WORK REQUIRED:
Can you reproduce the entries below word for word, covering the stretch from their first line through the line that contains "690, 1498, 716]", with both of those lines included?

···

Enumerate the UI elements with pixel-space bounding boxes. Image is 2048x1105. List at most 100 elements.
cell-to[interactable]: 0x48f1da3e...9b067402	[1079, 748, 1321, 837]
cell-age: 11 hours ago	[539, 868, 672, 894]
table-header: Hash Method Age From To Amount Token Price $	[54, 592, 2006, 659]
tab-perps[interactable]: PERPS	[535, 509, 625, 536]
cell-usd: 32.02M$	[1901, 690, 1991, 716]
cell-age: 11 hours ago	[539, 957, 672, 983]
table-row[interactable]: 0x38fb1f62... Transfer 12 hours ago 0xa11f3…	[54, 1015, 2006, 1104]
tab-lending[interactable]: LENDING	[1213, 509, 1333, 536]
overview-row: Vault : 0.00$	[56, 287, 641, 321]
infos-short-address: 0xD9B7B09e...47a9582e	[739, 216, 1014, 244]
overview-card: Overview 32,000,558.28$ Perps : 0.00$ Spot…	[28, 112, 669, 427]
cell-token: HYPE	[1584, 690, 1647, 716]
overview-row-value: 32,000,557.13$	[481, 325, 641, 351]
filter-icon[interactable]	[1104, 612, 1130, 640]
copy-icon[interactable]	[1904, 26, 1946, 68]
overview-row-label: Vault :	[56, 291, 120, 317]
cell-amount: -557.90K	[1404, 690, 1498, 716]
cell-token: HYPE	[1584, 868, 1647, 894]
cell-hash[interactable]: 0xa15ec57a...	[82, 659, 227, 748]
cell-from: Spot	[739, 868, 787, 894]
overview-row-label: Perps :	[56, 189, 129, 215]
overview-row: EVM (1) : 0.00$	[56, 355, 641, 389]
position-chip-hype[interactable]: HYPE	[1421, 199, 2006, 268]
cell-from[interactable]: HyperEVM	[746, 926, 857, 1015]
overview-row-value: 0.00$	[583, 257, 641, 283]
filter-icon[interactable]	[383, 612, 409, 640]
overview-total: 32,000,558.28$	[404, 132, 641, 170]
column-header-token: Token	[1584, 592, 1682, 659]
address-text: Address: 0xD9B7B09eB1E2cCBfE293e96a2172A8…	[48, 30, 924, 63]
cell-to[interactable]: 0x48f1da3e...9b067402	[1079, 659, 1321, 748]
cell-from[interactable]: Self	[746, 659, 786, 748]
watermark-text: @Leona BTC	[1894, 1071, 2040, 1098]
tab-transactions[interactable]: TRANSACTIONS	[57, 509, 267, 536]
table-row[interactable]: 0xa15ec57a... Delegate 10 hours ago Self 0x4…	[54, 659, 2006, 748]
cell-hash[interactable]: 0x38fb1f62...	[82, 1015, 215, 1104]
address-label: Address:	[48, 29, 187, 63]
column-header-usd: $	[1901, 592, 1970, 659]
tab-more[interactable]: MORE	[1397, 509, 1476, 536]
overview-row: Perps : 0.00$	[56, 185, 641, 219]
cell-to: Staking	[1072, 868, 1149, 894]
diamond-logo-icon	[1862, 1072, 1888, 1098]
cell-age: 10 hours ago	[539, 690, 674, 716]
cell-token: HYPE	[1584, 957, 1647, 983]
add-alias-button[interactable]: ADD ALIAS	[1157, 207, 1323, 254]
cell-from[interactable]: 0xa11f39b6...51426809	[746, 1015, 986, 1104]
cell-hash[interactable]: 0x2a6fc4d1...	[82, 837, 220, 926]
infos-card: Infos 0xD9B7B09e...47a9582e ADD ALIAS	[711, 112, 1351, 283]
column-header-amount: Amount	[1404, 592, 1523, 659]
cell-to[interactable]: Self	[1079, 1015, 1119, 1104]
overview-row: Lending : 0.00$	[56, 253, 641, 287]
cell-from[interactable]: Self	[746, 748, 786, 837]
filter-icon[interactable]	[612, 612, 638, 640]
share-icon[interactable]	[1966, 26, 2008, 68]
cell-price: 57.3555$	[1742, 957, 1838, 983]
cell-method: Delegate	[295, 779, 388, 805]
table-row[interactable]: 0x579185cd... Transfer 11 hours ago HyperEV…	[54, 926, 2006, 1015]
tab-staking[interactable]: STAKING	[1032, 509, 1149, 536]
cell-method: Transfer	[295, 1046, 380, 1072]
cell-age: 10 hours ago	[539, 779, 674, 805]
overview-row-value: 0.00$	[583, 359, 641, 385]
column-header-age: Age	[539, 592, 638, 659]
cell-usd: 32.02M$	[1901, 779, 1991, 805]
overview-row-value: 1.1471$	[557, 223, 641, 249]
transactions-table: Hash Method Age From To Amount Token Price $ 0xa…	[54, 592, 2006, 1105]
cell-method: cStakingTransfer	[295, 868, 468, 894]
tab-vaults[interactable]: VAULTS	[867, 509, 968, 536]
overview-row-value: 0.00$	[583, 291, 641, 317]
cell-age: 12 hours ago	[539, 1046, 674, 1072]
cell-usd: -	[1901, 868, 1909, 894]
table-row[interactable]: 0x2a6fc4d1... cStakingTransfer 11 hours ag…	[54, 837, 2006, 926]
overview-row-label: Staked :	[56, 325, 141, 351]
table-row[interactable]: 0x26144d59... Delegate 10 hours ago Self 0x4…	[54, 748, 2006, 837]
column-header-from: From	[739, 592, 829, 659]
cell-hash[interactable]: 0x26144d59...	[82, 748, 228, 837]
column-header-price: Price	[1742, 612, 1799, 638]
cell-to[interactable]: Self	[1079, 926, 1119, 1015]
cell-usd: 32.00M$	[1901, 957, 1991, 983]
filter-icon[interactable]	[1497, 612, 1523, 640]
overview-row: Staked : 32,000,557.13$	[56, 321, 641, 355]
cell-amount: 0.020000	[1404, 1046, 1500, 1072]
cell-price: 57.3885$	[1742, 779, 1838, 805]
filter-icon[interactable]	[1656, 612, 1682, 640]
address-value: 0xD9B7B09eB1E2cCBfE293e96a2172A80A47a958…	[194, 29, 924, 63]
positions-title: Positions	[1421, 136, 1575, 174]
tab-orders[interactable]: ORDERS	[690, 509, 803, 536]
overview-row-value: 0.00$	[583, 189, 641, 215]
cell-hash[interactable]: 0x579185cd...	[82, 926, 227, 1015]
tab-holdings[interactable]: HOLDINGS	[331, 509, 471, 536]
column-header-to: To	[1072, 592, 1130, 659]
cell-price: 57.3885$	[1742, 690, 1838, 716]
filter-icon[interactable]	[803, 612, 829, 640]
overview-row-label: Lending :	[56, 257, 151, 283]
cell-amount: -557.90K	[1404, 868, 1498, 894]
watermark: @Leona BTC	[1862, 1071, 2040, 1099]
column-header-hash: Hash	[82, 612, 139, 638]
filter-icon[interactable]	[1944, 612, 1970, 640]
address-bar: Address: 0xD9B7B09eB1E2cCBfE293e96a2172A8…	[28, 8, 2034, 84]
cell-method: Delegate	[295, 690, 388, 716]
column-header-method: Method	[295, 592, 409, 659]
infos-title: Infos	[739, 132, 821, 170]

···

EXERCISE SOLUTION:
Enumerate the UI elements with pixel-space bounding boxes. Image is 2048x1105. List at most 100 elements.
cell-to[interactable]: 0x48f1da3e...9b067402	[1079, 748, 1321, 837]
cell-age: 11 hours ago	[539, 868, 672, 894]
table-header: Hash Method Age From To Amount Token Price $	[54, 592, 2006, 659]
tab-perps[interactable]: PERPS	[535, 509, 625, 536]
cell-usd: 32.02M$	[1901, 690, 1991, 716]
cell-age: 11 hours ago	[539, 957, 672, 983]
table-row[interactable]: 0x38fb1f62... Transfer 12 hours ago 0xa11f3…	[54, 1015, 2006, 1104]
tab-lending[interactable]: LENDING	[1213, 509, 1333, 536]
overview-row: Vault : 0.00$	[56, 287, 641, 321]
infos-short-address: 0xD9B7B09e...47a9582e	[739, 216, 1014, 244]
overview-card: Overview 32,000,558.28$ Perps : 0.00$ Spot…	[28, 112, 669, 427]
cell-token: HYPE	[1584, 690, 1647, 716]
overview-row-value: 32,000,557.13$	[481, 325, 641, 351]
filter-icon[interactable]	[1104, 612, 1130, 640]
copy-icon[interactable]	[1904, 26, 1946, 68]
overview-row-label: Vault :	[56, 291, 120, 317]
cell-amount: -557.90K	[1404, 690, 1498, 716]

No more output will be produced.